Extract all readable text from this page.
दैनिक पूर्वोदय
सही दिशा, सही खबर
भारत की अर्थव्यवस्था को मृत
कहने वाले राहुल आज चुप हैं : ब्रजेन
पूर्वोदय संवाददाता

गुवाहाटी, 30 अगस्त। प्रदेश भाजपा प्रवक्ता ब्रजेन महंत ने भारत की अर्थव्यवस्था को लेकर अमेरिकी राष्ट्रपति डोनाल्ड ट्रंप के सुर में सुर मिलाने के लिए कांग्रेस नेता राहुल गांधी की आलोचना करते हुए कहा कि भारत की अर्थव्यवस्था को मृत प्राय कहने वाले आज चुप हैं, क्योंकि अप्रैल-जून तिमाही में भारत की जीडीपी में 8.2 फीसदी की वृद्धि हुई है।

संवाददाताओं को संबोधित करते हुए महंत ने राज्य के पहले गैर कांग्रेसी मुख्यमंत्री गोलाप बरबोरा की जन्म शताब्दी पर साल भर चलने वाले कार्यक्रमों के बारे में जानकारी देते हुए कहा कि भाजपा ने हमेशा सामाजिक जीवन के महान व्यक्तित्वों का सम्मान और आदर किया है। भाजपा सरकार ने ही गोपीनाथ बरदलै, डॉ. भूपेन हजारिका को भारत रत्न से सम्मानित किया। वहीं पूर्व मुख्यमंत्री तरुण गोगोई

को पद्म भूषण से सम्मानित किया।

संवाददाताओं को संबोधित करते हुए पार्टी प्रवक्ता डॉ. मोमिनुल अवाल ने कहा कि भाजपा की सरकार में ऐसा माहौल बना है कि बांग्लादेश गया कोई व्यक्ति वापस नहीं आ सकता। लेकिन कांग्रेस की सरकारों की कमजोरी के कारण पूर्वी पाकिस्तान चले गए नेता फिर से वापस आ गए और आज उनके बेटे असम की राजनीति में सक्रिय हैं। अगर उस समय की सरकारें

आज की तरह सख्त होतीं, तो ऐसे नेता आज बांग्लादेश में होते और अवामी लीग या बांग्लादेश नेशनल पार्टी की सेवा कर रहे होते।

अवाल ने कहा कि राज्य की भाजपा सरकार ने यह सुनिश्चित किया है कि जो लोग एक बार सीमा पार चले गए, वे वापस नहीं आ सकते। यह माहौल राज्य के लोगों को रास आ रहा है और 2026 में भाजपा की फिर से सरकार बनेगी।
──────
REQUIRED WORK: Write out all the lines again, exactly as they are.

FULL OUTPUT:
Extract all readable text from this page.
दैनिक पूर्वोदय
सही दिशा, सही खबर
भारत की अर्थव्यवस्था को मृत
कहने वाले राहुल आज चुप हैं : ब्रजेन
पूर्वोदय संवाददाता

गुवाहाटी, 30 अगस्त। प्रदेश भाजपा प्रवक्ता ब्रजेन महंत ने भारत की अर्थव्यवस्था को लेकर अमेरिकी राष्ट्रपति डोनाल्ड ट्रंप के सुर में सुर मिलाने के लिए कांग्रेस नेता राहुल गांधी की आलोचना करते हुए कहा कि भारत की अर्थव्यवस्था को मृत प्राय कहने वाले आज चुप हैं, क्योंकि अप्रैल-जून तिमाही में भारत की जीडीपी में 8.2 फीसदी की वृद्धि हुई है।

संवाददाताओं को संबोधित करते हुए महंत ने राज्य के पहले गैर कांग्रेसी मुख्यमंत्री गोलाप बरबोरा की जन्म शताब्दी पर साल भर चलने वाले कार्यक्रमों के बारे में जानकारी देते हुए कहा कि भाजपा ने हमेशा सामाजिक जीवन के महान व्यक्तित्वों का सम्मान और आदर किया है। भाजपा सरकार ने ही गोपीनाथ बरदलै, डॉ. भूपेन हजारिका को भारत रत्न से सम्मानित किया। वहीं पूर्व मुख्यमंत्री तरुण गोगोई

को पद्म भूषण से सम्मानित किया।

संवाददाताओं को संबोधित करते हुए पार्टी प्रवक्ता डॉ. मोमिनुल अवाल ने कहा कि भाजपा की सरकार में ऐसा माहौल बना है कि बांग्लादेश गया कोई व्यक्ति वापस नहीं आ सकता। लेकिन कांग्रेस की सरकारों की कमजोरी के कारण पूर्वी पाकिस्तान चले गए नेता फिर से वापस आ गए और आज उनके बेटे असम की राजनीति में सक्रिय हैं। अगर उस समय की सरकारें

आज की तरह सख्त होतीं, तो ऐसे नेता आज बांग्लादेश में होते और अवामी लीग या बांग्लादेश नेशनल पार्टी की सेवा कर रहे होते।

अवाल ने कहा कि राज्य की भाजपा सरकार ने यह सुनिश्चित किया है कि जो लोग एक बार सीमा पार चले गए, वे वापस नहीं आ सकते। यह माहौल राज्य के लोगों को रास आ रहा है और 2026 में भाजपा की फिर से सरकार बनेगी।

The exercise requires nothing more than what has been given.